I Left Islam for Liberal Values. Now Woke Liberals Are Embracing a New Religion
Obaid Omer writes in Newsweek:
I was raised in a religious Muslim home and practiced the faith for a long time. Eventually, I realized I was not a religious man, after spending a long time educating myself, immersed in our texts. Certain things bothered me after I investigated them deeply. I felt the hijab was misogynistic, and I opposed the strain of violence that had emerged from our holy books. Then there were the blasphemy laws outlined in the Quran, which seemed like the opposite of the liberal values I believe in. As a secular man, I went about my life, working as a contractor for the Canadian military for over a decade in Kosovo, Sudan, Bosnia, Haiti, and then Afghanistan. I encountered other Muslims, and others like me, who were not longer Muslim. But when I came back to Canada in 2014, I returned to a different country than the one I had left.
I had left a country that was proud of being the opposite of what bothered me about Islam, that was proud of a tradition of free inquiry and free speech, open debate and civil discourse. The Canada I returned to resembled the religion of my youth more than it did its opposite.
I left a culture that was steeped in a sentiment that could be summed up as, “I may disagree with what you say, but I respect your right to say it.” I returned to a culture summarized by, “I disagree with what you say, so shut up.”
Now, Ex-Muslims like me who criticized the religion of our youth were called horrible slurs: “house Muslims,” “native informants,” “Uncle Toms,” or bounty bars, implying we were brown on the outside but white inside. Strangers called me a white supremacist for saying the hijab is misogynistic. In October of 2014, Sam Harris had his infamous exchange with Ben Affleck. Harris laid out a compelling case about Islam and spoke of its concentric circles of fundamentalism. Affleck called his argument “gross and racist.”
....................
▸ Job A
Reproduce the passage of the excerpt on leaving Islam between "I had left a" and "did its opposite.", inclusive.
▸ Job B
Condense the paragraph of the excerpt on leaving Islam that begins "Now, Ex-Muslims like me" into a short bulleted list that keeps its main facts.
▸ Job C
Carry on the excerpt on leaving Islam, starting right after its final sentence.
....................
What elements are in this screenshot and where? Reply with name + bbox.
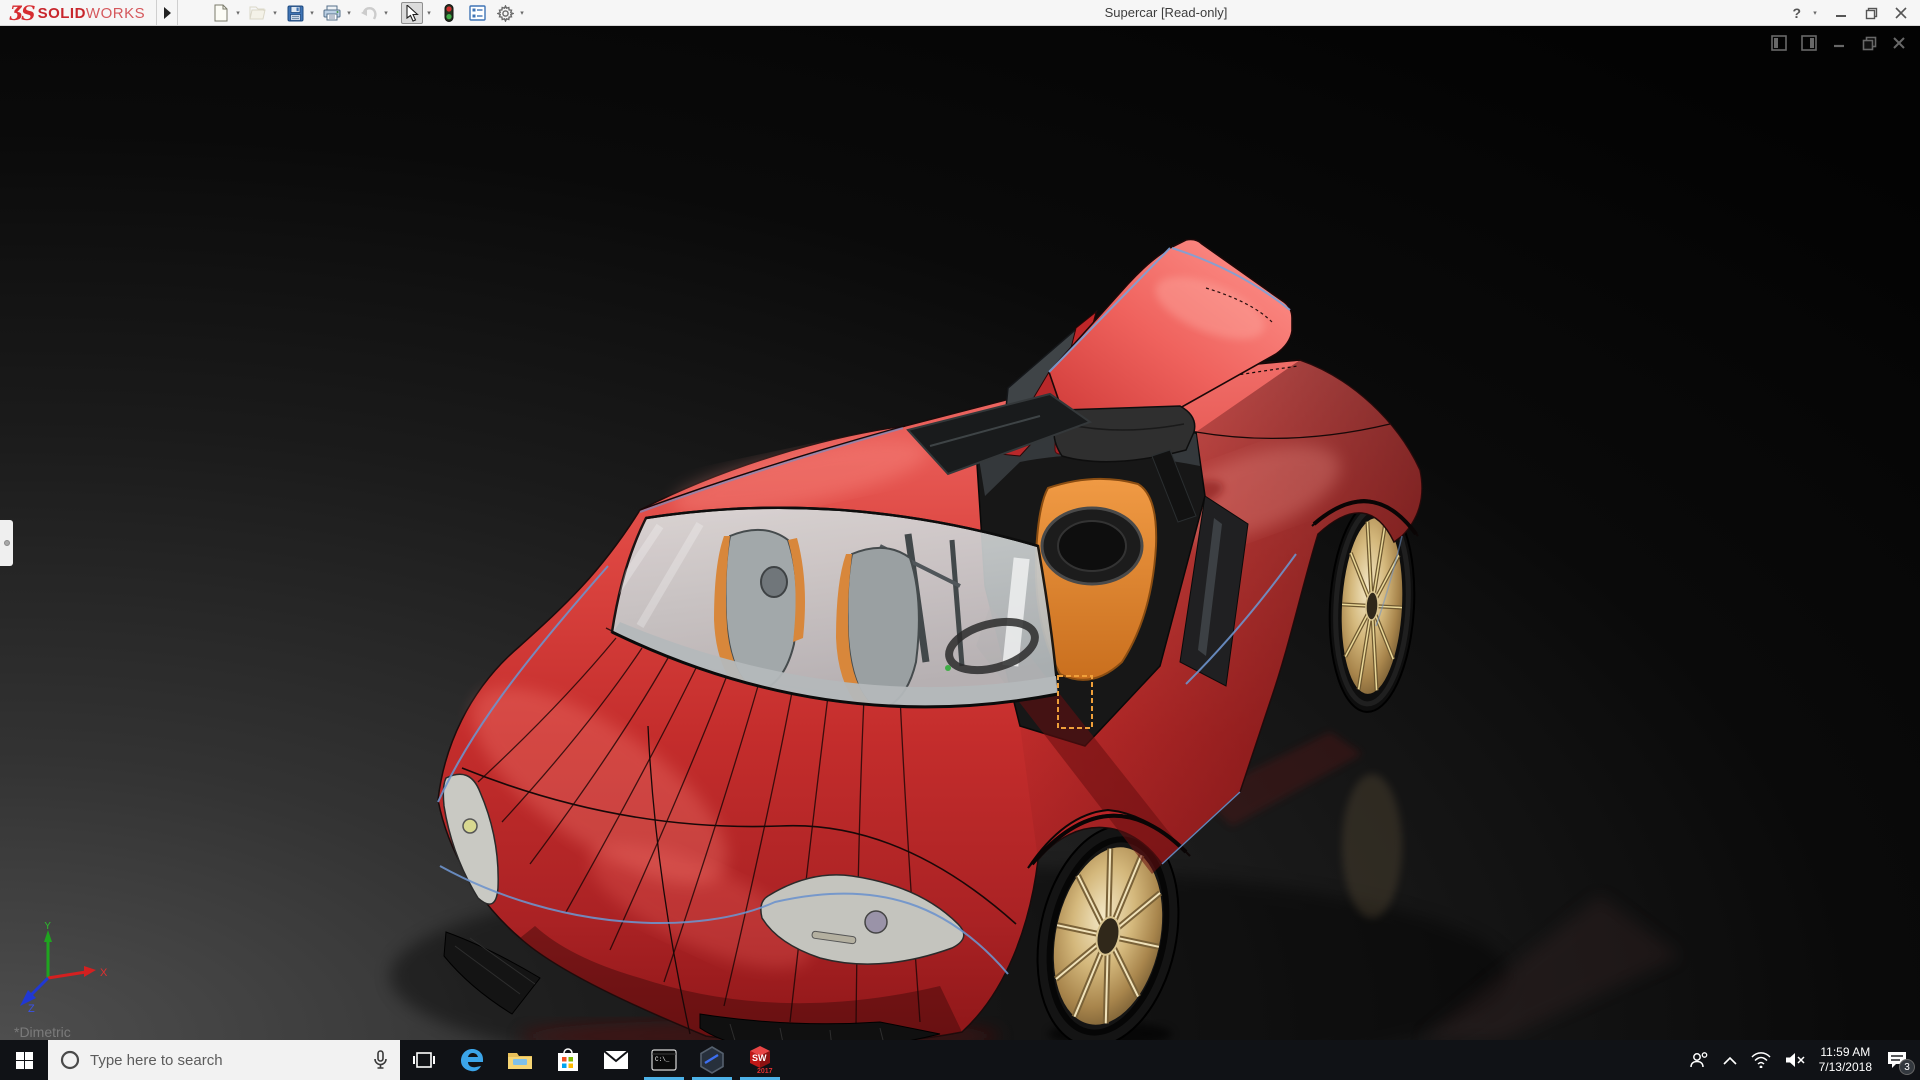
- solidworks-logo-glyph: ƷS: [10, 1, 34, 25]
- taskbar-app-mail[interactable]: [592, 1040, 640, 1080]
- document-title: Supercar [Read-only]: [1046, 0, 1286, 26]
- view-orientation-label: *Dimetric: [14, 1024, 71, 1040]
- taskbar-app-edge[interactable]: [448, 1040, 496, 1080]
- task-view-icon: [413, 1051, 435, 1069]
- options-button[interactable]: [494, 2, 516, 24]
- pane-left-icon: [1771, 35, 1787, 51]
- taskbar-app-solidworks-2017[interactable]: SW 2017: [736, 1040, 784, 1080]
- help-dropdown[interactable]: ▾: [1809, 2, 1821, 24]
- action-center-button[interactable]: 3: [1886, 1050, 1908, 1070]
- taskbar-app-file-explorer[interactable]: [496, 1040, 544, 1080]
- open-document-dropdown[interactable]: ▾: [269, 2, 281, 24]
- solidworks-logo-word: SOLIDWORKS: [38, 5, 146, 22]
- close-button[interactable]: [1888, 2, 1914, 24]
- doc-pane-left-button[interactable]: [1770, 34, 1788, 52]
- save-button[interactable]: [284, 2, 306, 24]
- taskbar-clock[interactable]: 11:59 AM 7/13/2018: [1819, 1045, 1872, 1075]
- new-document-dropdown[interactable]: ▾: [232, 2, 244, 24]
- print-dropdown[interactable]: ▾: [343, 2, 355, 24]
- graphics-viewport[interactable]: Y X Z *Dimetric: [0, 26, 1920, 1040]
- minimize-button[interactable]: [1828, 2, 1854, 24]
- edge-icon: [459, 1047, 485, 1073]
- select-tool-button[interactable]: [401, 2, 423, 24]
- close-icon: [1895, 7, 1907, 19]
- people-icon[interactable]: [1689, 1051, 1709, 1069]
- windows-taskbar: C:\_ SW 2017 11:59 AM 7/13/2018: [0, 1040, 1920, 1080]
- select-tool-dropdown[interactable]: ▾: [423, 2, 435, 24]
- minimize-icon: [1835, 7, 1847, 19]
- tab-handle-dot: [4, 540, 10, 546]
- volume-muted-icon[interactable]: [1785, 1052, 1805, 1068]
- print-button[interactable]: [321, 2, 343, 24]
- taskbar-app-task-view[interactable]: [400, 1040, 448, 1080]
- new-document-button[interactable]: [210, 2, 232, 24]
- windows-logo-icon: [16, 1052, 33, 1069]
- mail-icon: [603, 1050, 629, 1070]
- taskbar-app-microsoft-store[interactable]: [544, 1040, 592, 1080]
- triad-z-label: Z: [28, 1003, 35, 1014]
- rebuild-button[interactable]: [438, 2, 460, 24]
- options-dropdown[interactable]: ▾: [516, 2, 528, 24]
- flyout-arrow-icon: [163, 7, 171, 19]
- file-explorer-icon: [507, 1049, 533, 1071]
- orientation-triad: Y X Z: [14, 922, 114, 1014]
- doc-close-icon: [1892, 36, 1906, 50]
- save-dropdown[interactable]: ▾: [306, 2, 318, 24]
- taskbar-app-hexagon-3d[interactable]: [688, 1040, 736, 1080]
- undo-button[interactable]: [358, 2, 380, 24]
- undo-dropdown[interactable]: ▾: [380, 2, 392, 24]
- start-button[interactable]: [0, 1040, 48, 1080]
- properties-list-icon: [469, 5, 486, 21]
- doc-pane-right-button[interactable]: [1800, 34, 1818, 52]
- hexagon-app-icon: [699, 1046, 725, 1074]
- triad-x-label: X: [100, 967, 108, 979]
- chevron-up-icon[interactable]: [1723, 1056, 1737, 1065]
- app-title-bar: ƷS SOLIDWORKS ▾ ▾ ▾ ▾ ▾ ▾: [0, 0, 1920, 26]
- system-tray: 11:59 AM 7/13/2018 3: [1689, 1040, 1920, 1080]
- doc-minimize-icon: [1832, 36, 1846, 50]
- doc-minimize-button[interactable]: [1830, 34, 1848, 52]
- print-icon: [323, 5, 341, 21]
- notification-badge: 3: [1899, 1059, 1915, 1075]
- doc-restore-icon: [1862, 36, 1877, 51]
- svg-text:C:\_: C:\_: [655, 1056, 670, 1063]
- clock-time: 11:59 AM: [1819, 1045, 1872, 1060]
- svg-text:2017: 2017: [757, 1068, 773, 1075]
- document-window-controls: [1770, 34, 1908, 52]
- search-input[interactable]: [90, 1052, 363, 1069]
- restore-icon: [1865, 7, 1878, 20]
- undo-icon: [360, 6, 378, 20]
- command-prompt-icon: C:\_: [651, 1049, 677, 1071]
- solidworks-logo: ƷS SOLIDWORKS: [10, 1, 145, 25]
- supercar-3d-model[interactable]: [0, 26, 1920, 1040]
- microphone-icon[interactable]: [373, 1050, 388, 1070]
- pane-right-icon: [1801, 35, 1817, 51]
- cortana-icon: [60, 1050, 80, 1070]
- select-cursor-icon: [406, 5, 419, 22]
- save-icon: [287, 5, 304, 22]
- svg-text:SW: SW: [752, 1053, 767, 1063]
- open-document-button[interactable]: [247, 2, 269, 24]
- titlebar-controls: ? ▾: [1788, 0, 1914, 26]
- clock-date: 7/13/2018: [1819, 1060, 1872, 1075]
- new-document-icon: [213, 4, 229, 22]
- restore-button[interactable]: [1858, 2, 1884, 24]
- taskbar-search-box[interactable]: [48, 1040, 400, 1080]
- triad-y-label: Y: [44, 922, 52, 932]
- traffic-light-icon: [444, 4, 454, 22]
- doc-close-button[interactable]: [1890, 34, 1908, 52]
- wifi-icon[interactable]: [1751, 1052, 1771, 1068]
- taskbar-app-command-prompt[interactable]: C:\_: [640, 1040, 688, 1080]
- store-icon: [556, 1047, 580, 1073]
- menu-flyout-arrow[interactable]: [156, 0, 178, 25]
- open-folder-icon: [249, 5, 268, 21]
- gear-icon: [497, 5, 514, 22]
- task-pane-button[interactable]: [466, 2, 488, 24]
- solidworks-2017-icon: SW 2017: [746, 1045, 774, 1075]
- feature-manager-collapsed-tab[interactable]: [0, 520, 13, 566]
- help-button[interactable]: ?: [1788, 5, 1805, 21]
- doc-restore-button[interactable]: [1860, 34, 1878, 52]
- main-toolbar: ▾ ▾ ▾ ▾ ▾ ▾ ▾: [210, 0, 531, 26]
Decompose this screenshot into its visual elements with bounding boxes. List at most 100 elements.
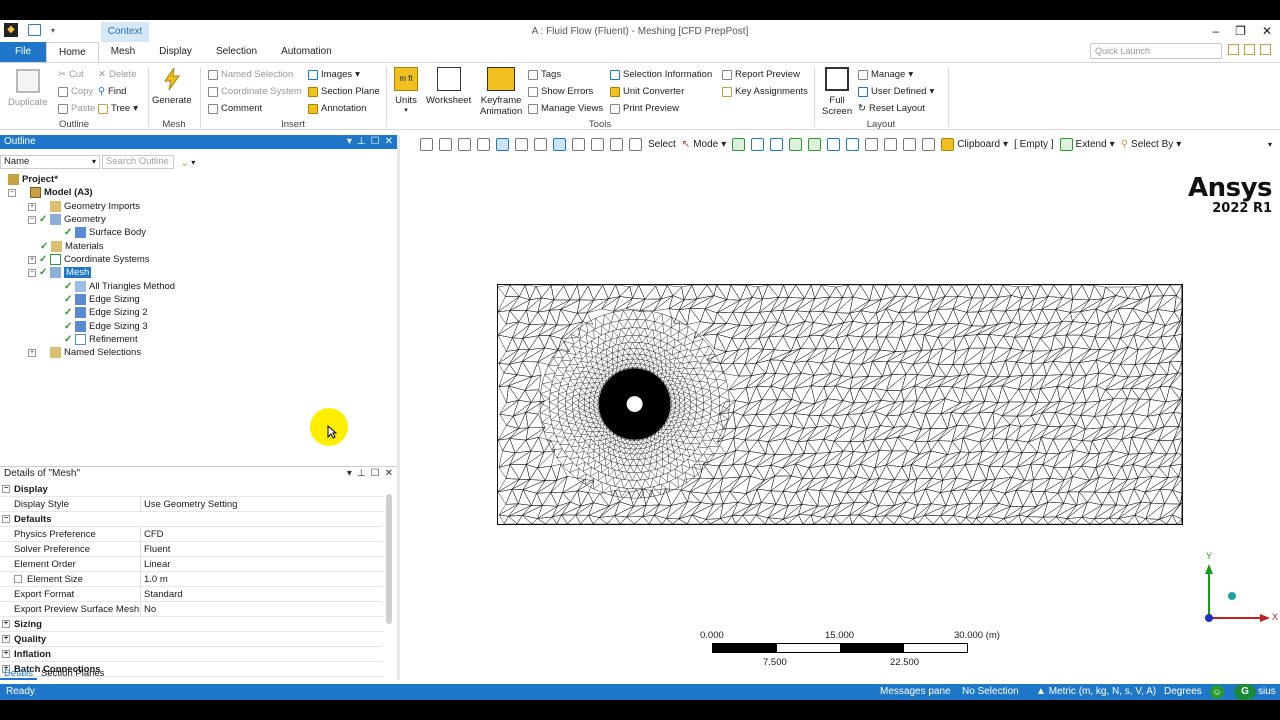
search-outline-input[interactable]: Search Outline [102,155,174,169]
tab-section-planes[interactable]: Section Planes [37,667,108,680]
face-select-icon[interactable] [770,137,784,151]
details-value[interactable]: Use Geometry Setting [141,499,237,510]
keyframe-animation-button[interactable]: Keyframe Animation [480,67,522,117]
feedback-icon[interactable] [1260,44,1271,55]
extend-button[interactable]: Extend ▾ [1059,137,1115,151]
details-row[interactable]: Solver Preference Fluent [0,541,383,557]
details-scrollbar[interactable] [386,494,392,624]
tree-node-geometry[interactable]: − ✓ Geometry [28,213,106,226]
comment-button[interactable]: Comment [208,103,262,114]
tree-node-materials[interactable]: ✓ Materials [40,240,104,253]
details-value[interactable]: No [141,604,156,615]
details-value[interactable]: CFD [141,529,164,540]
tab-mesh[interactable]: Mesh [99,42,147,62]
collapse-icon[interactable]: − [2,485,10,493]
tree-node-edge-sizing-3[interactable]: ✓ Edge Sizing 3 [64,320,148,333]
zoom-icon[interactable] [420,137,433,151]
units-status[interactable]: ▲ Metric (m, kg, N, s, V, A) [1036,684,1156,700]
section-plane-button[interactable]: Section Plane [308,86,380,97]
tree-node-model[interactable]: − Model (A3) [8,186,93,199]
generate-button[interactable]: Generate [152,67,192,106]
filter-icon[interactable]: ⌄ [180,156,189,169]
collapse-icon[interactable]: − [2,515,10,523]
pin-icon[interactable]: ⊥ [357,467,366,481]
report-preview-button[interactable]: Report Preview [722,69,800,80]
paste-button[interactable]: Paste [58,103,95,114]
tree-node-edge-sizing-2[interactable]: ✓ Edge Sizing 2 [64,306,148,319]
messages-pane-button[interactable]: Messages pane [880,684,951,700]
worksheet-button[interactable]: Worksheet [426,67,471,106]
details-value[interactable]: Standard [141,589,183,600]
details-value[interactable]: Linear [141,559,170,570]
tab-display[interactable]: Display [147,42,204,62]
zoom-out-icon[interactable] [439,137,452,151]
snap-icon[interactable] [903,137,917,151]
tree-button[interactable]: Tree ▾ [98,103,138,114]
details-row[interactable]: Export Preview Surface Mesh No [0,601,383,617]
pan-icon[interactable] [553,137,566,151]
filter-options-icon[interactable]: ▾ [191,158,195,167]
tree-node-mesh[interactable]: − ✓ Mesh [28,266,92,279]
select-by-button[interactable]: ⚲ Select By ▾ [1121,139,1182,150]
cut-button[interactable]: ✂ Cut [58,69,84,80]
user-defined-button[interactable]: User Defined ▾ [858,86,934,97]
select-button[interactable]: Select [648,139,676,150]
tab-file[interactable]: File [0,42,46,62]
units-button[interactable]: m ft Units ▾ [394,67,418,114]
full-screen-button[interactable]: Full Screen [822,67,852,117]
show-errors-button[interactable]: Show Errors [528,86,593,97]
reset-layout-button[interactable]: ↻ Reset Layout [858,103,925,114]
name-filter-select[interactable]: Name ▾ [0,155,100,169]
expand-icon[interactable]: + [2,620,10,628]
annotation-button[interactable]: Annotation [308,103,366,114]
tree-node-surface-body[interactable]: ✓ Surface Body [64,226,146,239]
minimize-icon[interactable]: – [1212,24,1219,38]
details-value[interactable]: Fluent [141,544,170,555]
expand-icon[interactable]: + [2,650,10,658]
manage-views-button[interactable]: Manage Views [528,103,603,114]
details-row[interactable]: Export Format Standard [0,586,383,602]
pin-icon[interactable]: ⊥ [357,135,366,149]
mesh-viewport[interactable] [497,284,1183,525]
edge-select-icon[interactable] [751,137,765,151]
tab-home[interactable]: Home [46,42,99,62]
details-row[interactable]: Display Style Use Geometry Setting [0,496,383,512]
rotate-icon[interactable] [534,137,547,151]
collapse-icon[interactable]: − [28,268,36,277]
details-category[interactable]: + Quality [0,632,383,647]
selection-information-button[interactable]: Selection Information [610,69,712,80]
tree-node-geometry-imports[interactable]: + Geometry Imports [28,200,140,213]
tree-node-all-triangles-method[interactable]: ✓ All Triangles Method [64,280,175,293]
element-size-checkbox[interactable] [14,574,22,583]
maximize-icon[interactable]: ☐ [371,467,380,481]
expand-icon[interactable]: + [28,202,36,211]
clipboard-button[interactable]: Clipboard ▾ [941,137,1008,151]
key-assignments-button[interactable]: Key Assignments [722,86,808,97]
tab-automation[interactable]: Automation [269,42,344,62]
mode-button[interactable]: ↖ Mode ▾ [682,139,726,150]
close-icon[interactable]: ✕ [1262,24,1272,38]
sparkle-icon[interactable] [884,137,898,151]
tab-selection[interactable]: Selection [204,42,269,62]
expand-icon[interactable]: + [28,348,36,357]
copy-button[interactable]: Copy [58,86,93,97]
close-icon[interactable]: ✕ [385,135,393,149]
collapse-icon[interactable]: − [8,188,16,197]
grammarly-icon[interactable]: G [1234,684,1256,700]
restore-icon[interactable]: ❐ [1235,24,1246,38]
details-category[interactable]: + Inflation [0,647,383,662]
maximize-icon[interactable]: ☐ [371,135,380,149]
tree-node-refinement[interactable]: ✓ Refinement [64,333,138,346]
duplicate-button[interactable]: Duplicate [8,69,48,108]
collapse-ribbon-icon[interactable] [1228,44,1239,55]
body-select-icon[interactable] [789,137,803,151]
expand-selection-icon[interactable] [922,137,936,151]
dropdown-icon[interactable]: ▾ [347,135,352,149]
magnifier-icon[interactable] [629,137,642,151]
collapse-icon[interactable]: − [28,215,36,224]
zoom-box-icon[interactable] [572,137,585,151]
details-row[interactable]: Element Size 1.0 m [0,571,383,587]
manage-button[interactable]: Manage ▾ [858,69,913,80]
find-button[interactable]: ⚲ Find [98,86,126,97]
tags-button[interactable]: Tags [528,69,561,80]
....................
▸ Result A
I had left a country that was proud of being the opposite of what bothered me about Islam, that was proud of a tradition of free inquiry and free speech, open debate and civil discourse. The Canada I returned to resembled the religion of my youth more than it did its opposite.

▸ Result B
- Ex-Muslims who criticized the religion of their youth were called slurs such as "house Muslims," "native informants," "Uncle Toms," and bounty bars (brown outside, white inside).
- Strangers called the writer a white supremacist for saying the hijab is misogynistic.
- In October 2014, Sam Harris argued a case about Islam and its concentric circles of fundamentalism, and Ben Affleck called the argument "gross and racist."

▸ Result C
The dam broke. Once they started calling it racist to criticize Islam, it was easy to shut the conversation down completely. The accusation meant the accused was morally beyond the pale, and thus completely dismissible. Words like micro-aggressions, trigger warnings, and safe spaces became mainstream. An emphasis on pervasive racism grew exponentially. To even question the extent to which racism was everywhere resulted in accusations of being a racist. Like with religious blasphemy codes, you can only talk about certain topics in specific ways.
I couldn’t help but notice there was an almost fundamentalist, faith-like aspect to these claims. It was as if in the years since I’d been gone, our society had decided to adopt the blasphemy codes of my youth. When I heard people asked to check their privilege or introspect the ways they have been racist, it sounded like the inner jihad that Muslims are supposed to perform to make sure they are on the correct path.
How did this happen? How did the religious tenets I had abandoned come to take over the liberal culture I had abandoned them for?
To answer this question, I did what I had once done with the texts of Islam: I educated myself. I started reading about critical race theory and Intersectionality. I spent eighteen months reading critical social justice scholarship, and gender and queer theories. It was here I found the rejection of the Enlightenment values that made these theories closer to religion than to its opposite.
But there are many other similarities. In Islam, giving offense to the pious is considered a grave sin. Recall the 2015 murders at the French publication Charlie Hebdo; the artists had insulted the Prophet Muhammad and his followers, and thus deserved to die. But there’s a less extreme version of causing harm through giving offense that’s known as “fitna”—doing something that causes civil strife. A woman can cause fitna by dressing provocatively, as can someone who questions Islam publicly.
You can see this idea that giving offense causes harm everywhere in the new critical social justice culture. Anything that gives offense to marginalized people must be repressed for the good of society. And anyone criticizing people of color too strenuously or offending them must be deplaformed and canceled.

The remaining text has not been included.